Records provided>
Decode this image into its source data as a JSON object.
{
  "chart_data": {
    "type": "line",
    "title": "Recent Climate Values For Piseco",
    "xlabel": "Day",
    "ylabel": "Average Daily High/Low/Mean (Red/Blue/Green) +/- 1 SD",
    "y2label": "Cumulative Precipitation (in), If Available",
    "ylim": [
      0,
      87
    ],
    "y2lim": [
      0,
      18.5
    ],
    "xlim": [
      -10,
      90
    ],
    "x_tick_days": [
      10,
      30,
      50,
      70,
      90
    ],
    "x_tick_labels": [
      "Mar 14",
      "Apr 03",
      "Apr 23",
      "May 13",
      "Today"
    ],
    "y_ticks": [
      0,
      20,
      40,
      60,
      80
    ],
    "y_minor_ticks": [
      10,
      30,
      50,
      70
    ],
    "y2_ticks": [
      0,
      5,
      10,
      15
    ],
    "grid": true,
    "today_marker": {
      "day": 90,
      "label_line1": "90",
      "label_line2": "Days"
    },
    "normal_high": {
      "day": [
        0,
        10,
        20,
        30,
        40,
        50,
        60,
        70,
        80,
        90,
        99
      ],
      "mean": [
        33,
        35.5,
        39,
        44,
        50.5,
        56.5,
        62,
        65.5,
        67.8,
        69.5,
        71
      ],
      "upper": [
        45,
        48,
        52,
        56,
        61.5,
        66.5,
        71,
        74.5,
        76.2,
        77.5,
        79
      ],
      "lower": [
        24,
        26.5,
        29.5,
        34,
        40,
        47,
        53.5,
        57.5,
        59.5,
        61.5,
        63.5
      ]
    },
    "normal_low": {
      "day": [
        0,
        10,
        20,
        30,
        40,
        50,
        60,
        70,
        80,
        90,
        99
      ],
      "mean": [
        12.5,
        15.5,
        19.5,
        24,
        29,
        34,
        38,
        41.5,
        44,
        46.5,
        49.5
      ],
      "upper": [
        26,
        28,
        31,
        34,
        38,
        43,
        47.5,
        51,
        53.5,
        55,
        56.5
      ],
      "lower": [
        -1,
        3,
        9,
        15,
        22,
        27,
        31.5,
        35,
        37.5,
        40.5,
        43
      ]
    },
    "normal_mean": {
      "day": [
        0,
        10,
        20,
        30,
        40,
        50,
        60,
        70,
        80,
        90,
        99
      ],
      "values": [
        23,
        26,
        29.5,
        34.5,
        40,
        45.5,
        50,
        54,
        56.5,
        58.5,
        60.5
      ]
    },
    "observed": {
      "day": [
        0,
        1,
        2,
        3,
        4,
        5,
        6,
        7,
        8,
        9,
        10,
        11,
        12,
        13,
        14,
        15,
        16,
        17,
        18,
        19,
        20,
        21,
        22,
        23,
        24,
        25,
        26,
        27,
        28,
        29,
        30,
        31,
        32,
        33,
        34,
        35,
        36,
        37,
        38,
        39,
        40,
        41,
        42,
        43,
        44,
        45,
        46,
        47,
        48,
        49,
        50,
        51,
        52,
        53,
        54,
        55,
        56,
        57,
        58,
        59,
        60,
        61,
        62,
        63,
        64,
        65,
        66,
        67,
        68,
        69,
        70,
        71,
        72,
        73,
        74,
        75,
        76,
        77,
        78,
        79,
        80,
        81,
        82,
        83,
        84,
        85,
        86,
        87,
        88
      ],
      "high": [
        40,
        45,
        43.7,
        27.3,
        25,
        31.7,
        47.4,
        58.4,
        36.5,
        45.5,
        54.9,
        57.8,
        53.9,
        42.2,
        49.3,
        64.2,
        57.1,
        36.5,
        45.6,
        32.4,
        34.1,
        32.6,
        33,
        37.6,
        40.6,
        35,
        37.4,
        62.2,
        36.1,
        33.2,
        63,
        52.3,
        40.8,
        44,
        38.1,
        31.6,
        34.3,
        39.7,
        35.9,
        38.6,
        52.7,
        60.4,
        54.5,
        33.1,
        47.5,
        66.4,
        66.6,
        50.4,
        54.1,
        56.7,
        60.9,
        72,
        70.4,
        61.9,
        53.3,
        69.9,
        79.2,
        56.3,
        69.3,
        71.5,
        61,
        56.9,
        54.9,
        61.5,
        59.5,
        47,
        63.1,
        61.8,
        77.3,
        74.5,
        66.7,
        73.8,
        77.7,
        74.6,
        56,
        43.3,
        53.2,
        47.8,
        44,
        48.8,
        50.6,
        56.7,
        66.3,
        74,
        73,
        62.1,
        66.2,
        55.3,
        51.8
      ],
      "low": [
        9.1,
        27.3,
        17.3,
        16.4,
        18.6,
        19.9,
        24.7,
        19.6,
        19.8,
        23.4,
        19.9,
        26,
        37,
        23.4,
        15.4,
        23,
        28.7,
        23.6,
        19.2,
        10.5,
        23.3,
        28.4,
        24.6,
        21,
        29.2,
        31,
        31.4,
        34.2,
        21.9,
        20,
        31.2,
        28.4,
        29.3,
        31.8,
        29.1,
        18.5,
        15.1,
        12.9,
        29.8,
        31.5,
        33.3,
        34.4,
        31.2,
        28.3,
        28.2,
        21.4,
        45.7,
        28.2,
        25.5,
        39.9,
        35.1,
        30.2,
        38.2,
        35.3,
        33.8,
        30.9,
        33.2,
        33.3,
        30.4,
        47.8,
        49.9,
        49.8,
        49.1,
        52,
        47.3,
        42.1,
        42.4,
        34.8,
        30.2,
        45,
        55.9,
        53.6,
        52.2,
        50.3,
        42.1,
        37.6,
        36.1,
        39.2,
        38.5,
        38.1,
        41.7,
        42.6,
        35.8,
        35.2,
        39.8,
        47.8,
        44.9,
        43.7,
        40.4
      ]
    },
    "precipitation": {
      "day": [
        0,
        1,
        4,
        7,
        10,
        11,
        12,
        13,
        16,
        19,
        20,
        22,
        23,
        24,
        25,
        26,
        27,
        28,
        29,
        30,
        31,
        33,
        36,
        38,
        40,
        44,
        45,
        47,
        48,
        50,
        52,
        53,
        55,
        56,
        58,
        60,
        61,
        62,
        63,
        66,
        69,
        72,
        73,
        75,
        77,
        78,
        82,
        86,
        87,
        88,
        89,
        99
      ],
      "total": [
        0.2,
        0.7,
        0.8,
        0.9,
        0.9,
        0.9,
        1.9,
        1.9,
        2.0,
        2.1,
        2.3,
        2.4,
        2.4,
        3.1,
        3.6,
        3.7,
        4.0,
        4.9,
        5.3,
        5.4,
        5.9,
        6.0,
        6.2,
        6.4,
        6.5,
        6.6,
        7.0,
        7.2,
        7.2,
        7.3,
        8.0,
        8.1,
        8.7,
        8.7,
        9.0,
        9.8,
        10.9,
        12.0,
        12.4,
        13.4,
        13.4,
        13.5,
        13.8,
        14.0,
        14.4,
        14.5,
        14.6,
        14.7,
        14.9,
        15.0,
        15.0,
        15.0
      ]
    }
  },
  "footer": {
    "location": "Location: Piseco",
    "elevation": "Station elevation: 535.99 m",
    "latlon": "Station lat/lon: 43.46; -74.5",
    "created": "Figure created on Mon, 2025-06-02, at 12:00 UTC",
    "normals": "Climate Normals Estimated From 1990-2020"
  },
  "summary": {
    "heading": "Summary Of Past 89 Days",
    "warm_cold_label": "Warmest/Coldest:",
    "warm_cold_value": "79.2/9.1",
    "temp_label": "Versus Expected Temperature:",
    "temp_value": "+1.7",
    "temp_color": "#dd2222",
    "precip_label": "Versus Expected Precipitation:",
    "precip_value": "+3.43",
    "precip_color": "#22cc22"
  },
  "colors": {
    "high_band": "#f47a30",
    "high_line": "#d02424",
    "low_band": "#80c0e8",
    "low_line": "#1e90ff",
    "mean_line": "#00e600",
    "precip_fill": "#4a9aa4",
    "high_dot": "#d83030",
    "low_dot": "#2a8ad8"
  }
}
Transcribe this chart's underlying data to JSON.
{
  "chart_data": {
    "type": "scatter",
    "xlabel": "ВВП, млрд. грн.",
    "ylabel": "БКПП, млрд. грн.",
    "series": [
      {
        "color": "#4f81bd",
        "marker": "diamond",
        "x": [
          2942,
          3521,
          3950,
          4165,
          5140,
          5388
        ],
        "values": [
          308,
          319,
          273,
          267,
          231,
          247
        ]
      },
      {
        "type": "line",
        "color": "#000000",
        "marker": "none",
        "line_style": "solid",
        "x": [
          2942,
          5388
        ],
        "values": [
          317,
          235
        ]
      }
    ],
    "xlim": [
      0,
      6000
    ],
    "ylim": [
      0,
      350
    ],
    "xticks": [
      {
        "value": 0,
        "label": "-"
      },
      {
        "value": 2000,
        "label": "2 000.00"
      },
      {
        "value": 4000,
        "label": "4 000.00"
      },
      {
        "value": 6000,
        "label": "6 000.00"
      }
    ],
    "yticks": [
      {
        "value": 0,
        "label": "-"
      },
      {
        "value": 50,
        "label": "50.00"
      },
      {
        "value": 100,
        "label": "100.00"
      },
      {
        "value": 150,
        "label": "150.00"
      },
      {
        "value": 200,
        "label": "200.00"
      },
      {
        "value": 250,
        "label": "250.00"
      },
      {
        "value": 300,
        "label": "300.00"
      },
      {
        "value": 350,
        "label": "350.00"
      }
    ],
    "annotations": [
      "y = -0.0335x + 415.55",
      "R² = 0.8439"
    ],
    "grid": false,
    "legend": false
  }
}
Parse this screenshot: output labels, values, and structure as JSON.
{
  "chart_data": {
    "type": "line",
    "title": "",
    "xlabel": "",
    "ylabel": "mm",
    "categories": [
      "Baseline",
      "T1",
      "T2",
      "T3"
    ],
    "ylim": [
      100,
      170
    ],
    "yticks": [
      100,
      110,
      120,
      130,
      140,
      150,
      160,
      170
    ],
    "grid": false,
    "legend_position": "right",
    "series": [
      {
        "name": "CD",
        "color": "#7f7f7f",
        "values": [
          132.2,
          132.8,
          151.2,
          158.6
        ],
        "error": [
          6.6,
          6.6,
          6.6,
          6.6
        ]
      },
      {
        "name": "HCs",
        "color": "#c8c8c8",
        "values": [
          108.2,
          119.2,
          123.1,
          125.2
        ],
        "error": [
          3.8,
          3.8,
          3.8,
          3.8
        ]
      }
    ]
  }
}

Task to complete> Locate each line containing the string "Piseco" and show it.

Problem solution>
    "title": "Recent Climate Values For Piseco",
    "location": "Location: Piseco",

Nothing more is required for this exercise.